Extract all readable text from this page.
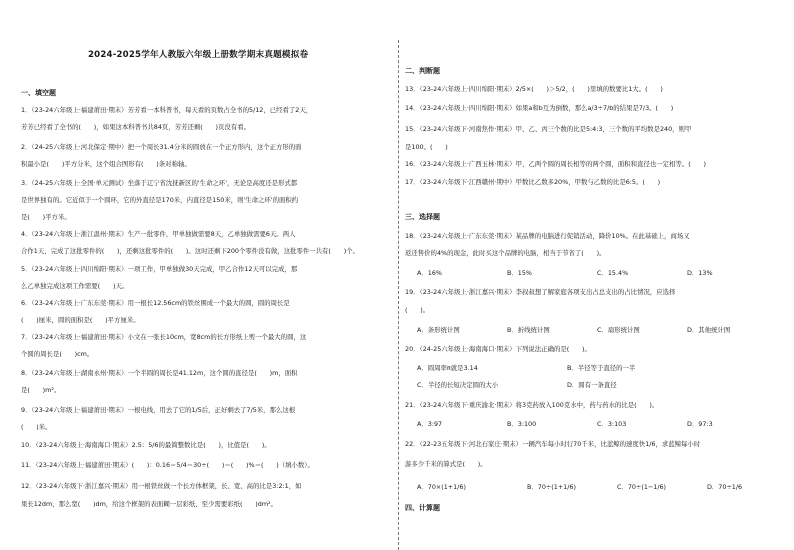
2024-2025学年人教版六年级上册数学期末真题模拟卷
一、填空题
1．（23-24六年级上·福建莆田·期末）芳芳看一本科普书，每天看的页数占全书的5/12，已经看了2天，
芳芳已经看了全书的(　　)，如果这本科普书共84页，芳芳还剩(　　)页没有看。
2．（24-25六年级上·河北保定·期中）把一个周长31.4分米的圆放在一个正方形内，这个正方形的面
积最小是(　　)平方分米，这个组合图形有(　　)条对称轴。
3．（24-25六年级上·全国·单元测试）坐落于辽宁省沈抚新区的'生命之环'，无论是高度还是形式都
是世界独有的。它近似于一个圆环，它的外直径是170米，内直径是150米，则'生命之环'的面积约
是(　　)平方米。
4．（23-24六年级上·浙江温州·期末）生产一批零件，甲单独做需要8天，乙单独做需要6天。两人
合作1天，完成了这批零件的(　　)，还剩这批零件的(　　)。这时还剩下200个零件没有做，这批零件一共有(　　)个。
5．（23-24六年级上·四川绵阳·期末）一项工作，甲单独做30天完成，甲乙合作12天可以完成，那
么乙单独完成这项工作需要(　　)天。
6．（23-24六年级上·广东东莞·期末）用一根长12.56cm的铁丝围成一个最大的圆，圆的周长是
(　　)厘米，圆的面积是(　　)平方厘米。
7．（23-24六年级上·福建莆田·期末）小文在一张长10cm，宽8cm的长方形纸上剪一个最大的圆，这
个圆的周长是(　　)cm。
8．（23-24六年级上·湖南永州·期末）一个半圆的周长是41.12m，这个圆的直径是(　　)m，面积
是(　　)m²。
9．（23-24六年级上·福建莆田·期末）一根电线，用去了它的1/5后，正好剩去了7/5米，那么这根
(　　)米。
10．（23-24六年级上·海南海口·期末）2.5：5/6的最简整数比是(　　)，比值是(　　)。
11．（23-24六年级上·福建莆田·期末）(　　)：0.16＝5/4＝30÷(　　)＝(　　)%＝(　　)（填小数）。
12．（23-24六年级下·浙江嘉兴·期末）用一根铁丝做一个长方体框架，长、宽、高的比是3:2:1，如
果长12dm，那么宽(　　)dm，给这个框架的表面糊一层彩纸，至少需要彩纸(　　)dm²。
二、判断题
13．（23-24六年级上·四川绵阳·期末）2/5×(　　)＞5/2，(　　)里填的数要比1大。(　　)
14．（23-24六年级上·四川绵阳·期末）如果a和b互为倒数，那么a/3÷7/b的结果是7/3。(　　)
15．（23-24六年级下·河南焦作·期末）甲、乙、丙三个数的比是5:4:3，三个数的平均数是240，则甲
是100。(　　)
16．（23-24六年级上·广西玉林·期末）甲、乙两个圆的周长相等的两个圆，面积和直径也一定相等。(　　)
17．（23-24六年级下·江西赣州·期中）甲数比乙数多20%，甲数与乙数的比是6:5。(　　)
三、选择题
18．（23-24六年级上·广东东莞·期末）某品牌的电脑进行促销活动，降价10%。在此基础上，商场又
返还售价的4%的现金，此时买这个品牌的电脑，相当于节省了(　　)。
A．16%	B．15%	C．15.4%	D．13%
19．（23-24六年级上·浙江嘉兴·期末）李叔叔想了解家庭各项支出占总支出的占比情况，应选择
(　　)。
A．条形统计图	B．折线统计图	C．扇形统计图	D．其他统计图
20．（24-25六年级上·海南海口·期末）下列说法正确的是(　　)。
A．圆周率π就是3.14	B．半径等于直径的一半
C．半径的长短决定圆的大小	D．圆有一条直径
21．（23-24六年级下·重庆渝北·期末）将3克药放入100克水中，药与药水的比是(　　)。
A．3:97	B．3:100	C．3:103	D．97:3
22．（22-23五年级下·河北石家庄·期末）一辆汽车每小时行70千米，比蓝鲸的速度快1/6，求蓝鲸每小时
游多少千米的算式是(　　)。
A．70×(1+1/6)	B．70÷(1+1/6)	C．70÷(1−1/6)	D．70÷1/6
四、计算题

• Exercise: Make a word-for-word copy of the entries, without any pictures.

• Correct response:
Extract all readable text from this page.
2024-2025学年人教版六年级上册数学期末真题模拟卷
一、填空题
1．（23-24六年级上·福建莆田·期末）芳芳看一本科普书，每天看的页数占全书的5/12，已经看了2天，
芳芳已经看了全书的(　　)，如果这本科普书共84页，芳芳还剩(　　)页没有看。
2．（24-25六年级上·河北保定·期中）把一个周长31.4分米的圆放在一个正方形内，这个正方形的面
积最小是(　　)平方分米，这个组合图形有(　　)条对称轴。
3．（24-25六年级上·全国·单元测试）坐落于辽宁省沈抚新区的'生命之环'，无论是高度还是形式都
是世界独有的。它近似于一个圆环，它的外直径是170米，内直径是150米，则'生命之环'的面积约
是(　　)平方米。
4．（23-24六年级上·浙江温州·期末）生产一批零件，甲单独做需要8天，乙单独做需要6天。两人
合作1天，完成了这批零件的(　　)，还剩这批零件的(　　)。这时还剩下200个零件没有做，这批零件一共有(　　)个。
5．（23-24六年级上·四川绵阳·期末）一项工作，甲单独做30天完成，甲乙合作12天可以完成，那
么乙单独完成这项工作需要(　　)天。
6．（23-24六年级上·广东东莞·期末）用一根长12.56cm的铁丝围成一个最大的圆，圆的周长是
(　　)厘米，圆的面积是(　　)平方厘米。
7．（23-24六年级上·福建莆田·期末）小文在一张长10cm，宽8cm的长方形纸上剪一个最大的圆，这
个圆的周长是(　　)cm。
8．（23-24六年级上·湖南永州·期末）一个半圆的周长是41.12m，这个圆的直径是(　　)m，面积
是(　　)m²。
9．（23-24六年级上·福建莆田·期末）一根电线，用去了它的1/5后，正好剩去了7/5米，那么这根
(　　)米。
10．（23-24六年级上·海南海口·期末）2.5：5/6的最简整数比是(　　)，比值是(　　)。
11．（23-24六年级上·福建莆田·期末）(　　)：0.16＝5/4＝30÷(　　)＝(　　)%＝(　　)（填小数）。
12．（23-24六年级下·浙江嘉兴·期末）用一根铁丝做一个长方体框架，长、宽、高的比是3:2:1，如
果长12dm，那么宽(　　)dm，给这个框架的表面糊一层彩纸，至少需要彩纸(　　)dm²。
二、判断题
13．（23-24六年级上·四川绵阳·期末）2/5×(　　)＞5/2，(　　)里填的数要比1大。(　　)
14．（23-24六年级上·四川绵阳·期末）如果a和b互为倒数，那么a/3÷7/b的结果是7/3。(　　)
15．（23-24六年级下·河南焦作·期末）甲、乙、丙三个数的比是5:4:3，三个数的平均数是240，则甲
是100。(　　)
16．（23-24六年级上·广西玉林·期末）甲、乙两个圆的周长相等的两个圆，面积和直径也一定相等。(　　)
17．（23-24六年级下·江西赣州·期中）甲数比乙数多20%，甲数与乙数的比是6:5。(　　)
三、选择题
18．（23-24六年级上·广东东莞·期末）某品牌的电脑进行促销活动，降价10%。在此基础上，商场又
返还售价的4%的现金，此时买这个品牌的电脑，相当于节省了(　　)。
A．16%	B．15%	C．15.4%	D．13%
19．（23-24六年级上·浙江嘉兴·期末）李叔叔想了解家庭各项支出占总支出的占比情况，应选择
(　　)。
A．条形统计图	B．折线统计图	C．扇形统计图	D．其他统计图
20．（24-25六年级上·海南海口·期末）下列说法正确的是(　　)。
A．圆周率π就是3.14	B．半径等于直径的一半
C．半径的长短决定圆的大小	D．圆有一条直径
21．（23-24六年级下·重庆渝北·期末）将3克药放入100克水中，药与药水的比是(　　)。
A．3:97	B．3:100	C．3:103	D．97:3
22．（22-23五年级下·河北石家庄·期末）一辆汽车每小时行70千米，比蓝鲸的速度快1/6，求蓝鲸每小时
游多少千米的算式是(　　)。
A．70×(1+1/6)	B．70÷(1+1/6)	C．70÷(1−1/6)	D．70÷1/6
四、计算题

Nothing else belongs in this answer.